YOUR GOAL - Search the records below for the word "Evidence". Pull out each line that has it.

#### GIVEN RECORDS ####

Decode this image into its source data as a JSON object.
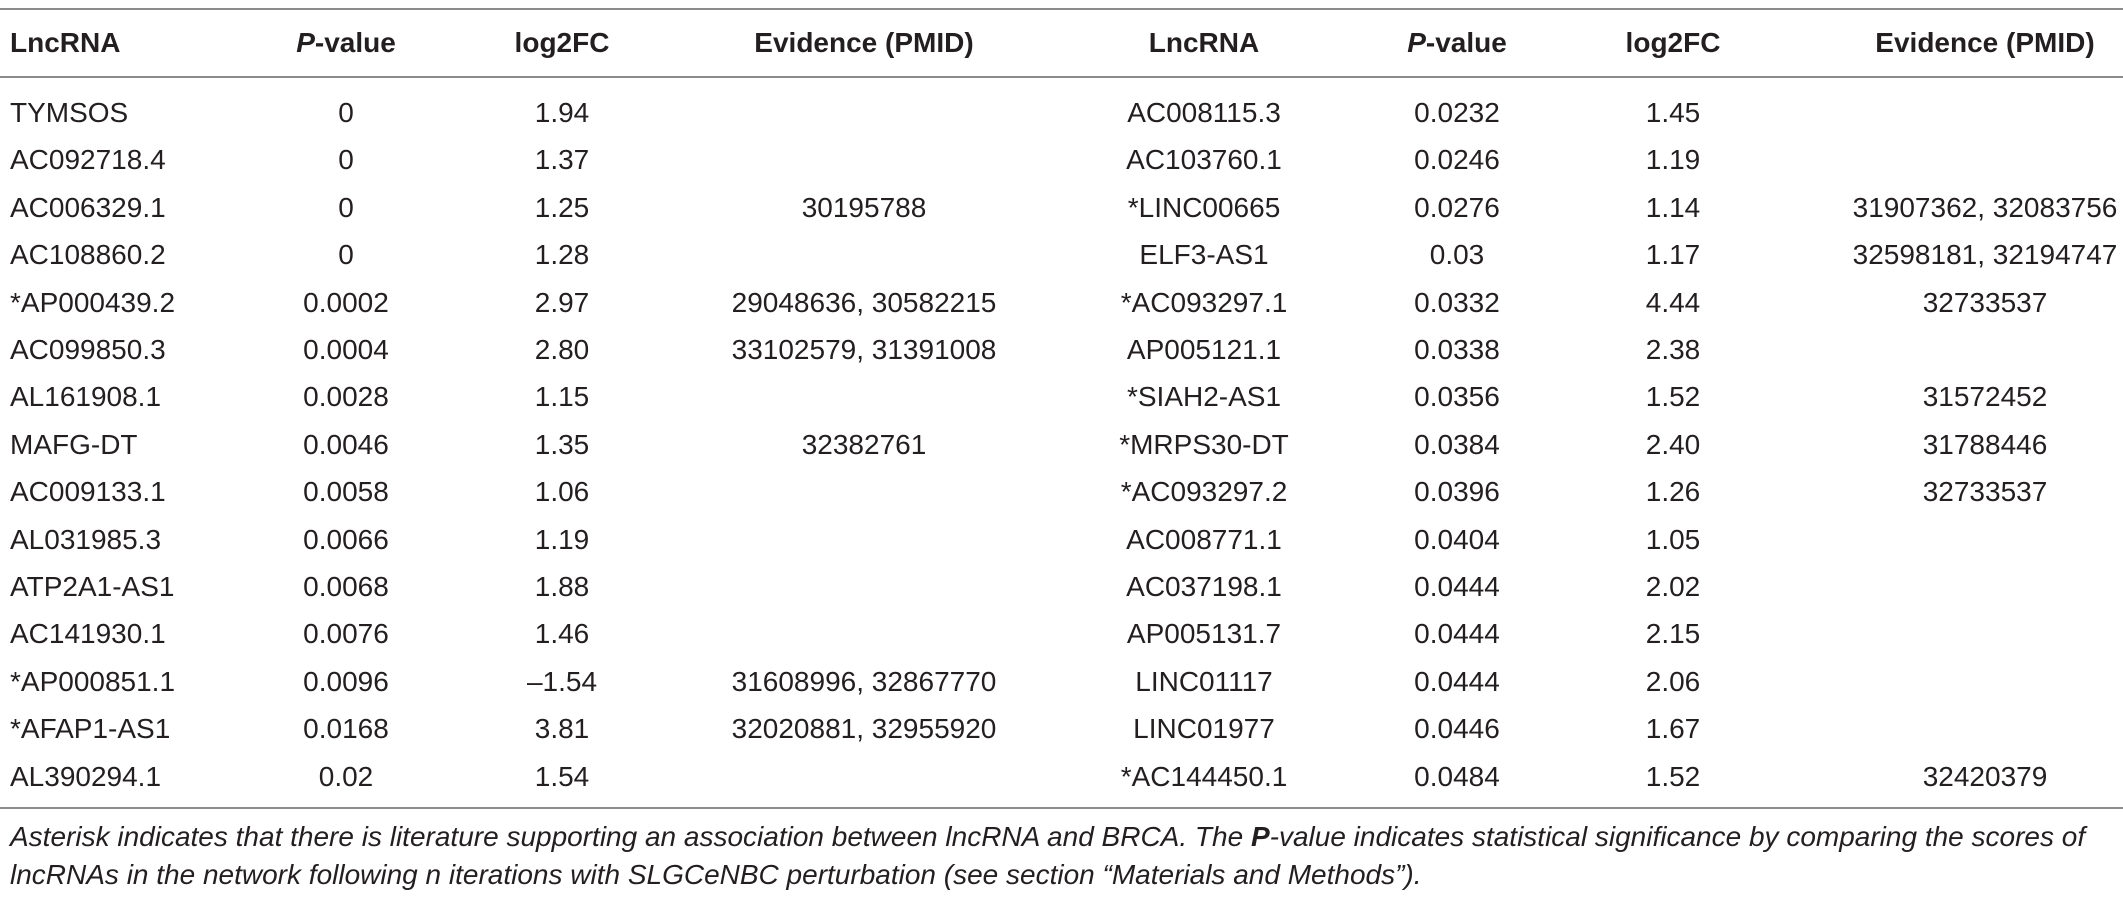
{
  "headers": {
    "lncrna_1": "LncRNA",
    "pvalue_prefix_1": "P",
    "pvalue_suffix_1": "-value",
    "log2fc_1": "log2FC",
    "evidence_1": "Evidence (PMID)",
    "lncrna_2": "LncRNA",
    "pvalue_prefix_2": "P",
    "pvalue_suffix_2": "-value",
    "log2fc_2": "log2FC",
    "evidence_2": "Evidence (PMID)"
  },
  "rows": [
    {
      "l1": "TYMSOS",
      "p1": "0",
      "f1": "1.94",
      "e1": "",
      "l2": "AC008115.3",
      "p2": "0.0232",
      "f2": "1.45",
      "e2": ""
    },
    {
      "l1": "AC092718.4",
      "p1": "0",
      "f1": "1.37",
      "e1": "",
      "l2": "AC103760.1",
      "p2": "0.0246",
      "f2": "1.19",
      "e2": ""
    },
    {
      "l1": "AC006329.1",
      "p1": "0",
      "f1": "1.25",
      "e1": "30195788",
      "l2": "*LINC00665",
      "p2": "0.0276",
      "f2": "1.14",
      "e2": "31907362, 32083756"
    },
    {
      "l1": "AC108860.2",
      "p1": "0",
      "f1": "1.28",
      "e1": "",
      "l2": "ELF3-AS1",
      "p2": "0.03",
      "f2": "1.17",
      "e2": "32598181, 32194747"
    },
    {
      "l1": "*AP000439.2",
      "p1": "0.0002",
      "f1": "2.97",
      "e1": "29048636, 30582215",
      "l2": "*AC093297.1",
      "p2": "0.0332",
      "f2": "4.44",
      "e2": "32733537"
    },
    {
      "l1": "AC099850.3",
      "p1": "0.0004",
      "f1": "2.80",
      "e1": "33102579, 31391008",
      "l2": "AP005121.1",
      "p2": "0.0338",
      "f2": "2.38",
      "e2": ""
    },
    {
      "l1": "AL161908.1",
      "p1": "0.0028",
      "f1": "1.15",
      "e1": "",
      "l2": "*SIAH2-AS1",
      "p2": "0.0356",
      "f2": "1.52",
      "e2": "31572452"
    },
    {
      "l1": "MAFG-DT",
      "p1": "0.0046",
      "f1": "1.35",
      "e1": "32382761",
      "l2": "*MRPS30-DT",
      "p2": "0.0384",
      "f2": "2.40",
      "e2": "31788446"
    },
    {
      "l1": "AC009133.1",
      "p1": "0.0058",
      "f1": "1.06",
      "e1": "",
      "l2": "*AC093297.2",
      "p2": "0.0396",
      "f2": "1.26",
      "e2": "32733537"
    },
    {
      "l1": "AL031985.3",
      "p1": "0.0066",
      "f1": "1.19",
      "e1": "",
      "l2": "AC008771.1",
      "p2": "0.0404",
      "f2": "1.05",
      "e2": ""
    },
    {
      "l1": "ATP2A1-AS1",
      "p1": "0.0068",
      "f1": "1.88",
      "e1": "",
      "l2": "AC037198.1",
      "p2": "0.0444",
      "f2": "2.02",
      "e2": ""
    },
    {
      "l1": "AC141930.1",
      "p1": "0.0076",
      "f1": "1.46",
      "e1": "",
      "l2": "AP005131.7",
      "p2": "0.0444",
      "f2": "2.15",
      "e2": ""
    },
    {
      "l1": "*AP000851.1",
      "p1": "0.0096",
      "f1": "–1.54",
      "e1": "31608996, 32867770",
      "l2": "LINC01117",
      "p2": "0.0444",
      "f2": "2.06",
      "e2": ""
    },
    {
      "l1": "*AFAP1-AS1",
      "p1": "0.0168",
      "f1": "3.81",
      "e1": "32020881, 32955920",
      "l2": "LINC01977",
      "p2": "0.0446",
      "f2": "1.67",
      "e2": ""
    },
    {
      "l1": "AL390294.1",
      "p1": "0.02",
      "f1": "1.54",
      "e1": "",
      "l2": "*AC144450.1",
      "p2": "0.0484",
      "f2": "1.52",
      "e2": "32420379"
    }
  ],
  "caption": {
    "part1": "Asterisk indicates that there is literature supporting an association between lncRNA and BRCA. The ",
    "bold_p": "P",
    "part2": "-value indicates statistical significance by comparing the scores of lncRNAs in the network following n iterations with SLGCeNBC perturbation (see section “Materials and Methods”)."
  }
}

####
#### GIVEN RECORDS ####

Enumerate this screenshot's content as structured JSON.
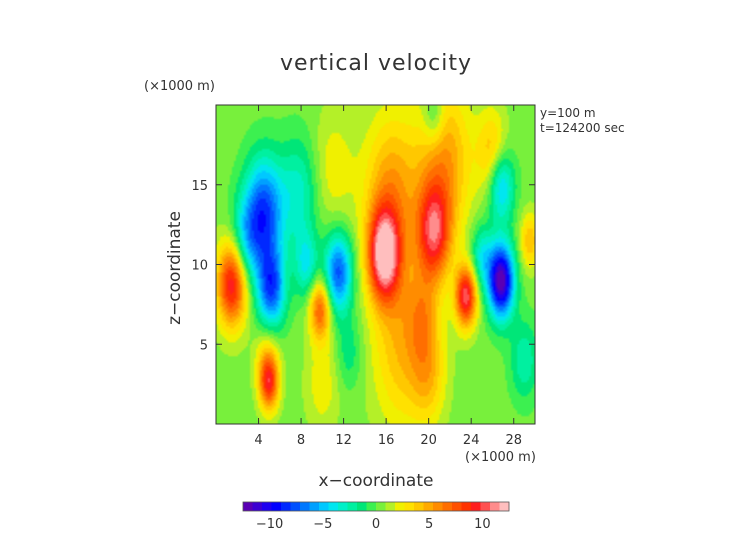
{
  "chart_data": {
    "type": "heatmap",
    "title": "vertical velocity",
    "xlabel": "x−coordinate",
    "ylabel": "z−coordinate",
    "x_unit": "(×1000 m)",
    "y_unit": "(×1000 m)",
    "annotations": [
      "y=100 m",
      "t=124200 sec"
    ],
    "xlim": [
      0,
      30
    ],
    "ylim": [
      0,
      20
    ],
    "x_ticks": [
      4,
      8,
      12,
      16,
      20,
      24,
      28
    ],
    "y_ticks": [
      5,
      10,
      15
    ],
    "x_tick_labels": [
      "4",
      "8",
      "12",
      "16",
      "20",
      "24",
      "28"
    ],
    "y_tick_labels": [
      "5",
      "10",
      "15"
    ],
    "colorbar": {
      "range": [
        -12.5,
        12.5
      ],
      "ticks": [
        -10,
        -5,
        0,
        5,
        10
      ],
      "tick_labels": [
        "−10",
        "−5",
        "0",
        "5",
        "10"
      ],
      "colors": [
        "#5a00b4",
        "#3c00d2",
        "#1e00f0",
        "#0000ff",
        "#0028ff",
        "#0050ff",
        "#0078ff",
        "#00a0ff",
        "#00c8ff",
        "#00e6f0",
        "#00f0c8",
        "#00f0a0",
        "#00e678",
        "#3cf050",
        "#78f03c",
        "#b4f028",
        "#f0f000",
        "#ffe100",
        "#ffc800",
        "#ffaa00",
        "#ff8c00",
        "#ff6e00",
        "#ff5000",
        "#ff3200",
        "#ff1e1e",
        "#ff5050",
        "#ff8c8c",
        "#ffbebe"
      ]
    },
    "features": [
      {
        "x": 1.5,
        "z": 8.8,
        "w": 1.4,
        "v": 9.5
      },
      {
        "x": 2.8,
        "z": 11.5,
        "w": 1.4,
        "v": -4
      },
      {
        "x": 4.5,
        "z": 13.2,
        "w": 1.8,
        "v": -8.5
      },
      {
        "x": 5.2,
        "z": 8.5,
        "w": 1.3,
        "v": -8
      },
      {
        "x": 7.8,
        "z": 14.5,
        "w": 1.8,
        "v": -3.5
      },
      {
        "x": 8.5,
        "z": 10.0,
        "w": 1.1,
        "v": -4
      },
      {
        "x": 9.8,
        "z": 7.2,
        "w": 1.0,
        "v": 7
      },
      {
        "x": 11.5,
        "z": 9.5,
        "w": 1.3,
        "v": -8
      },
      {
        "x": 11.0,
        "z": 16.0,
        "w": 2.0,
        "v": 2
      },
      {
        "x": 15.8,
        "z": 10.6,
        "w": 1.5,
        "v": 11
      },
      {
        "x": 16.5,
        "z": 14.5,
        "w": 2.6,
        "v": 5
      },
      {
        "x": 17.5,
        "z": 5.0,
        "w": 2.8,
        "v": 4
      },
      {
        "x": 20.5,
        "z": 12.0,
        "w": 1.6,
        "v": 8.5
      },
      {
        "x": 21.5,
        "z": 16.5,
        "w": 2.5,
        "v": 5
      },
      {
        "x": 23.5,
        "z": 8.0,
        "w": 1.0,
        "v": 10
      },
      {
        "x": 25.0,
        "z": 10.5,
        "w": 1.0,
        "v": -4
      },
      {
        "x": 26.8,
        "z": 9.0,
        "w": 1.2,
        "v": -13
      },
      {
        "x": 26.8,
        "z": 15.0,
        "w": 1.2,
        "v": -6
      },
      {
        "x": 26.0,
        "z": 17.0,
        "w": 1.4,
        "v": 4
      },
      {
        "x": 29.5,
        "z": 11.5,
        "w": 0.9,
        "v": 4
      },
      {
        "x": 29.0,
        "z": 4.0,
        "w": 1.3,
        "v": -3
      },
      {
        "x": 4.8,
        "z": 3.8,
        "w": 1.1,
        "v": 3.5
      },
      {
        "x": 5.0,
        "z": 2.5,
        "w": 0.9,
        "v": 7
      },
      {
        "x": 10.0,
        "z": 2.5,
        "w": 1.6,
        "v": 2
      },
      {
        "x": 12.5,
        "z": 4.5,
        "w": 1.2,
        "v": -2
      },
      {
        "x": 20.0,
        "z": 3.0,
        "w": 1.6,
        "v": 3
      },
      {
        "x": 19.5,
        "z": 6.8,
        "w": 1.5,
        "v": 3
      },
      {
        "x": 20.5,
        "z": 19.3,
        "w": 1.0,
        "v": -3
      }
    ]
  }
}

####
#### GIVEN RECORDS ####

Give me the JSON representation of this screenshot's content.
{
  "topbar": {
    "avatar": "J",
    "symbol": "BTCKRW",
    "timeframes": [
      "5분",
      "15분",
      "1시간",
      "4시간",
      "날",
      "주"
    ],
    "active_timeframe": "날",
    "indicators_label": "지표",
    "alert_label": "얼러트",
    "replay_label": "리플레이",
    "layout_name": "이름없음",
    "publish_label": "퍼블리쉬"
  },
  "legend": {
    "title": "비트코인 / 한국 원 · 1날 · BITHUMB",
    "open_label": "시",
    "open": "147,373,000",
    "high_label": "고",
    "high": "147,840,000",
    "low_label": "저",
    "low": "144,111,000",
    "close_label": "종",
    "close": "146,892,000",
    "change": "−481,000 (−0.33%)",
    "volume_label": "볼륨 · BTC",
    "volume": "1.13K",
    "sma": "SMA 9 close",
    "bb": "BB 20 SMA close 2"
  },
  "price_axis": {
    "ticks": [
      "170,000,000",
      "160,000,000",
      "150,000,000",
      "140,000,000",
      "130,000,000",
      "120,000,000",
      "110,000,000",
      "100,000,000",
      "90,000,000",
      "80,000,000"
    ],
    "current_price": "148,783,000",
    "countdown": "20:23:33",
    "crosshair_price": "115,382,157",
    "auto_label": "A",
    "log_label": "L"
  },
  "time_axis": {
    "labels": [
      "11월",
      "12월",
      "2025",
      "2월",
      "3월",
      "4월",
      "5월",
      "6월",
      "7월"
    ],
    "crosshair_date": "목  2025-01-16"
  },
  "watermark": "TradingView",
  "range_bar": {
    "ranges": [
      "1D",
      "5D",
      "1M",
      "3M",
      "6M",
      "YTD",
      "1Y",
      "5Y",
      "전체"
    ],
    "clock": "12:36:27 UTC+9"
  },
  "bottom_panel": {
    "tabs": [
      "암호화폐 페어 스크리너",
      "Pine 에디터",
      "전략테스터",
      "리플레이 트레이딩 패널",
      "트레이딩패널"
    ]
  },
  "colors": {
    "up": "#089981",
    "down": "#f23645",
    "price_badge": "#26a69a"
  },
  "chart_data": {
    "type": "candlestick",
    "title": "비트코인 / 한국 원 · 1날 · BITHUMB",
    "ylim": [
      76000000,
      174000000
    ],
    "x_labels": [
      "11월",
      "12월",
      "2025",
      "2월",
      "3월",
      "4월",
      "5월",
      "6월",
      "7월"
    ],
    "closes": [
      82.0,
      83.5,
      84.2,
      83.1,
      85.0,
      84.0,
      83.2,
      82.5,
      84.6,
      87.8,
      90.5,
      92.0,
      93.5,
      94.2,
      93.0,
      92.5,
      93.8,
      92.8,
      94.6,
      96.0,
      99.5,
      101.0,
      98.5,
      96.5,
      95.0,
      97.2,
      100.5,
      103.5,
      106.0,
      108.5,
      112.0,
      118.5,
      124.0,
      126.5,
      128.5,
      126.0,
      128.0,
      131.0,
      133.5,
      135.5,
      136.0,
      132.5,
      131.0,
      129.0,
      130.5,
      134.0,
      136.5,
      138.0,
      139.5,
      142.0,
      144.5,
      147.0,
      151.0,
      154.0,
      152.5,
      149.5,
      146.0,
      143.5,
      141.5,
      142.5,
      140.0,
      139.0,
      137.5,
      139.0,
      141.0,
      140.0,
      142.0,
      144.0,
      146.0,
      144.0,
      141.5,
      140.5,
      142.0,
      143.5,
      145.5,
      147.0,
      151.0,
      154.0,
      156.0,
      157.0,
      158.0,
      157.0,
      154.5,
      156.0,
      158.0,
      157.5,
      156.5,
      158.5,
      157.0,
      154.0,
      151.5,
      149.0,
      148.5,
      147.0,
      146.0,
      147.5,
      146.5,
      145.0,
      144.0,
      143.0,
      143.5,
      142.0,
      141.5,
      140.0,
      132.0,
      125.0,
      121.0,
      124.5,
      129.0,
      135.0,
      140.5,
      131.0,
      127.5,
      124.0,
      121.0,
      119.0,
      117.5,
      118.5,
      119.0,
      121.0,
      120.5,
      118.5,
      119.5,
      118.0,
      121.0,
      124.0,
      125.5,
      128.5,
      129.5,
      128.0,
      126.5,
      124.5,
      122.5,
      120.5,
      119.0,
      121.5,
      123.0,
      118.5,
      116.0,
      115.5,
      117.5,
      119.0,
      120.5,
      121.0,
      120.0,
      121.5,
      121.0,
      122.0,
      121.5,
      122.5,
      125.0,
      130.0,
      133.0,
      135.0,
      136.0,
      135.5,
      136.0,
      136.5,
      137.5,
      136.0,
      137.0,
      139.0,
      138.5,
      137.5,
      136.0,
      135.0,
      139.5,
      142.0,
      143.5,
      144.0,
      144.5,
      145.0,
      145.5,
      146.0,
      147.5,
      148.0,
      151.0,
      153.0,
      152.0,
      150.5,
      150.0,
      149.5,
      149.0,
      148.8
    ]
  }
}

####

RESULT BELOW -
    "evidence_1": "Evidence (PMID)",
    "evidence_2": "Evidence (PMID)"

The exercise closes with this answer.